**Aim:** Your task is to gather the lines below that hold the string "insert".

------

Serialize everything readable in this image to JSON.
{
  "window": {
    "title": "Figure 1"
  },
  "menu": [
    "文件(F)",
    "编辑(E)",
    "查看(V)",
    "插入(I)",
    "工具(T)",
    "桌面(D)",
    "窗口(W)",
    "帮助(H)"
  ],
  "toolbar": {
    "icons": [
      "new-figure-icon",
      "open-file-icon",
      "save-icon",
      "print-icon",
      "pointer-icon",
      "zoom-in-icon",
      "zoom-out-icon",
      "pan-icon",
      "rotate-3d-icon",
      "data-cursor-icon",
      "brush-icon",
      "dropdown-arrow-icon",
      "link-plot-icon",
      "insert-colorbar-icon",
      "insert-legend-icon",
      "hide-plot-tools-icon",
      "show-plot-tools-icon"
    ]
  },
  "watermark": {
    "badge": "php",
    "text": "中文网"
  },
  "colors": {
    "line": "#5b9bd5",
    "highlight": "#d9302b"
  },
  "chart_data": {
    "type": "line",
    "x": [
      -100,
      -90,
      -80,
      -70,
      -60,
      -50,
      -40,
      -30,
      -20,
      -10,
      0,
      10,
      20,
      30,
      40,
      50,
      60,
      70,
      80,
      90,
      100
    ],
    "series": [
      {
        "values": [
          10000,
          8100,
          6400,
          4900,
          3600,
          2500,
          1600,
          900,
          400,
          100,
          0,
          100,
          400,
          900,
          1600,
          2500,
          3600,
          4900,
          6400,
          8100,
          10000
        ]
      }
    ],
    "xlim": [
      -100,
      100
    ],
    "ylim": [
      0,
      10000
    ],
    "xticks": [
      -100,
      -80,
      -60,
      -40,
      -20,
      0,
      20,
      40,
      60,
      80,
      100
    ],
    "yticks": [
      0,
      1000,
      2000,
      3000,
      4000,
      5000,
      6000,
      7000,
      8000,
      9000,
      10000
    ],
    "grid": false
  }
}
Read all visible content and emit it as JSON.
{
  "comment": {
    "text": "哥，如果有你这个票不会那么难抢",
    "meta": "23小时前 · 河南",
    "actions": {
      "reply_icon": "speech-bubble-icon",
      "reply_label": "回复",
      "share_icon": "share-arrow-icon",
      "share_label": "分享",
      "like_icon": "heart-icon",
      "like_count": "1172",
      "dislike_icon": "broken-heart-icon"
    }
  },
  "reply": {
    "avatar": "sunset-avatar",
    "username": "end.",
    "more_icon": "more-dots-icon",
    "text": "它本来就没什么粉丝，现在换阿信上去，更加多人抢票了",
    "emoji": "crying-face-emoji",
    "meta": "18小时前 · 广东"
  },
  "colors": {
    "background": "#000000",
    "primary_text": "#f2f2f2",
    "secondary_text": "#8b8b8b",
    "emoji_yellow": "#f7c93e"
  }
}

------

**Expected output:**
      "insert-colorbar-icon",
      "insert-legend-icon",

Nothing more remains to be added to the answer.